START

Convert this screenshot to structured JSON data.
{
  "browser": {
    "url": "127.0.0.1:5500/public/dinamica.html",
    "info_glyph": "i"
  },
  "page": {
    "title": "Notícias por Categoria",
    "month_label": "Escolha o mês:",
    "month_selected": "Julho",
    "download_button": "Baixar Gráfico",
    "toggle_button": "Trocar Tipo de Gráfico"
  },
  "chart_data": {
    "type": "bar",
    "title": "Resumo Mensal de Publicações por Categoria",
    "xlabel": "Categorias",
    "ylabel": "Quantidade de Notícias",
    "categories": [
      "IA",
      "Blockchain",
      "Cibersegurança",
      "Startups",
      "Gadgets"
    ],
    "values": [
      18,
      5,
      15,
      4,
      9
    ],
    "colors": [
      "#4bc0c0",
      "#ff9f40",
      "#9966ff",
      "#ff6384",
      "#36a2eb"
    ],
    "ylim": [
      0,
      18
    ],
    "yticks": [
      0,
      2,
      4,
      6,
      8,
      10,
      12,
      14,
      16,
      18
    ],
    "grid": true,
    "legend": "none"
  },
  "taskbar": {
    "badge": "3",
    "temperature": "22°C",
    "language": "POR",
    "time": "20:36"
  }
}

END
START

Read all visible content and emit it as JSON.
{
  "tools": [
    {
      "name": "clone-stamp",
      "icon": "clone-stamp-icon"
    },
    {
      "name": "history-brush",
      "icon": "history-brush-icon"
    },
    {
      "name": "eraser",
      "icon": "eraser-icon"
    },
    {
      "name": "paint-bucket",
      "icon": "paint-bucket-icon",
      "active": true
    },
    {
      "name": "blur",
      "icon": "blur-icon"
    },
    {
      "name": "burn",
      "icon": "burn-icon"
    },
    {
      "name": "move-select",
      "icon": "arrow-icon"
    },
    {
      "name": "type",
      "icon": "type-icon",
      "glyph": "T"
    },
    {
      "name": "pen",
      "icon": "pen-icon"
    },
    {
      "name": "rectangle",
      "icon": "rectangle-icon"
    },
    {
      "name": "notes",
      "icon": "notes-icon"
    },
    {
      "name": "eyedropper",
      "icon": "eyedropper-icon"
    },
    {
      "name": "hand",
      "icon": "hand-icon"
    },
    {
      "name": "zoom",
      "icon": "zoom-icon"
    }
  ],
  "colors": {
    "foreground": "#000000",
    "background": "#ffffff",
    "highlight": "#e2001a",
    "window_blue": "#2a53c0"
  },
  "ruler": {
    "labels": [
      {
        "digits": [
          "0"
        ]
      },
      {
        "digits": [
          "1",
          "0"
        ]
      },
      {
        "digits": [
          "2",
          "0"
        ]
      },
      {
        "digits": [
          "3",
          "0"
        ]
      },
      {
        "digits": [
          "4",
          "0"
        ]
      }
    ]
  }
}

END

Of the lines in the data, how many hold the string "history"? State the number, nothing else.

# Solution for this problem
2